[Extracted records]
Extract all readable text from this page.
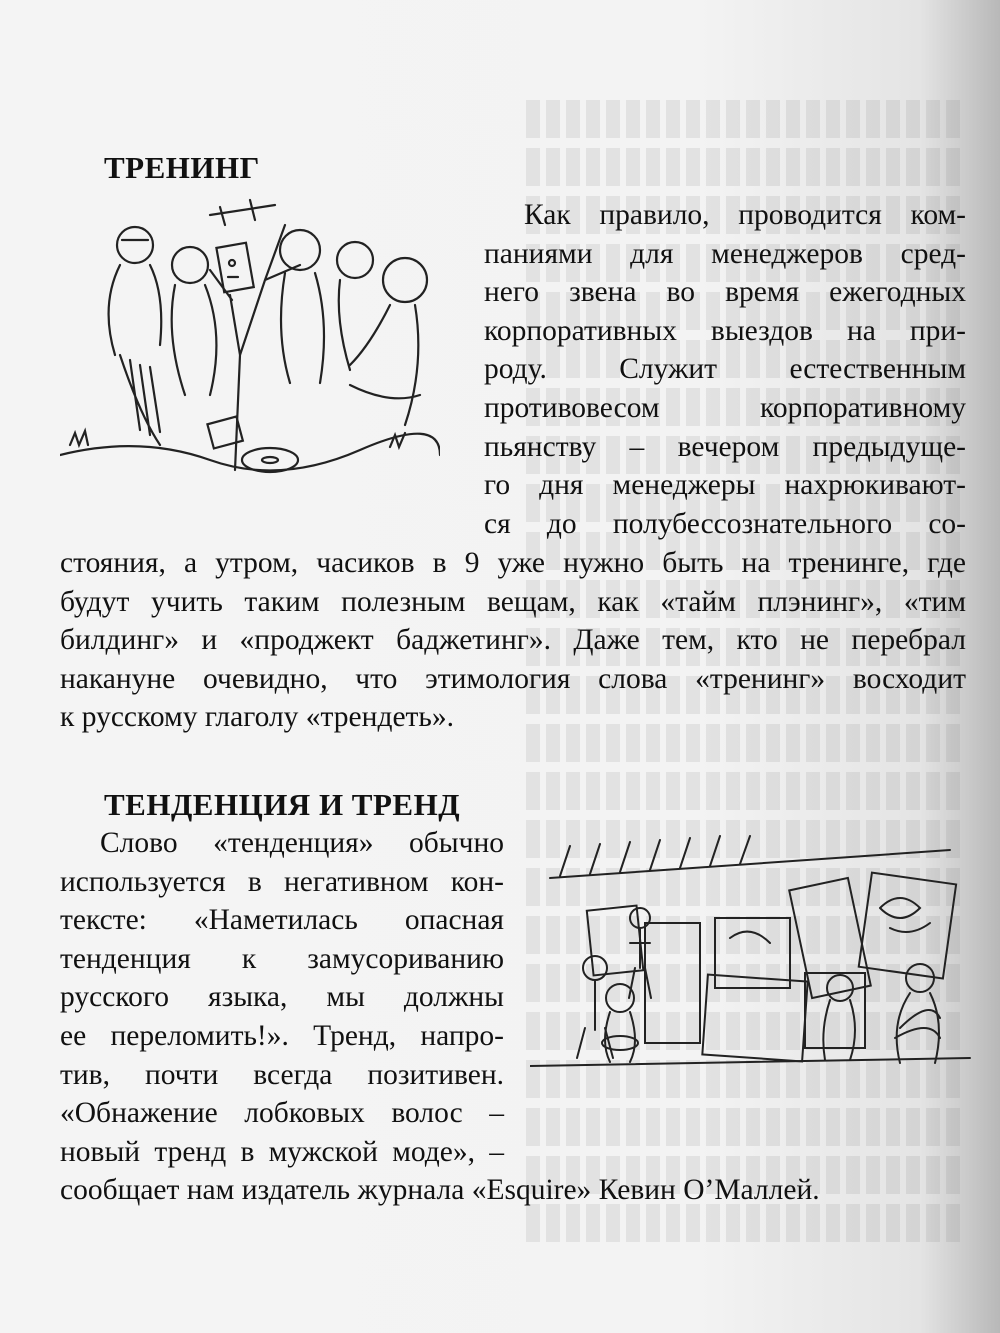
ТРЕНИНГ
Как правило, проводится ком-
паниями для менеджеров сред-
него звена во время ежегодных
корпоративных выездов на при-
роду. Служит естественным
противовесом корпоративному
пьянству – вечером предыдуще-
го дня менеджеры нахрюкивают-
ся до полубессознательного со-
стояния, а утром, часиков в 9 уже нужно быть на тренинге, где
будут учить таким полезным вещам, как «тайм плэнинг», «тим
билдинг» и «проджект баджетинг». Даже тем, кто не перебрал
накануне очевидно, что этимология слова «тренинг» восходит
к русскому глаголу «трендеть».
ТЕНДЕНЦИЯ И ТРЕНД
Слово «тенденция» обычно
используется в негативном кон-
тексте: «Наметилась опасная
тенденция к замусориванию
русского языка, мы должны
ее переломить!». Тренд, напро-
тив, почти всегда позитивен.
«Обнажение лобковых волос –
новый тренд в мужской моде», –
сообщает нам издатель журнала «Esquire» Кевин О’Маллей.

[EXERCISE DETAILS] Each record must be quoted in full and exactly. Do not include the pictures.

[OUTPUT BELOW]
Extract all readable text from this page.
ТРЕНИНГ
Как правило, проводится ком-
паниями для менеджеров сред-
него звена во время ежегодных
корпоративных выездов на при-
роду. Служит естественным
противовесом корпоративному
пьянству – вечером предыдуще-
го дня менеджеры нахрюкивают-
ся до полубессознательного со-
стояния, а утром, часиков в 9 уже нужно быть на тренинге, где
будут учить таким полезным вещам, как «тайм плэнинг», «тим
билдинг» и «проджект баджетинг». Даже тем, кто не перебрал
накануне очевидно, что этимология слова «тренинг» восходит
к русскому глаголу «трендеть».
ТЕНДЕНЦИЯ И ТРЕНД
Слово «тенденция» обычно
используется в негативном кон-
тексте: «Наметилась опасная
тенденция к замусориванию
русского языка, мы должны
ее переломить!». Тренд, напро-
тив, почти всегда позитивен.
«Обнажение лобковых волос –
новый тренд в мужской моде», –
сообщает нам издатель журнала «Esquire» Кевин О’Маллей.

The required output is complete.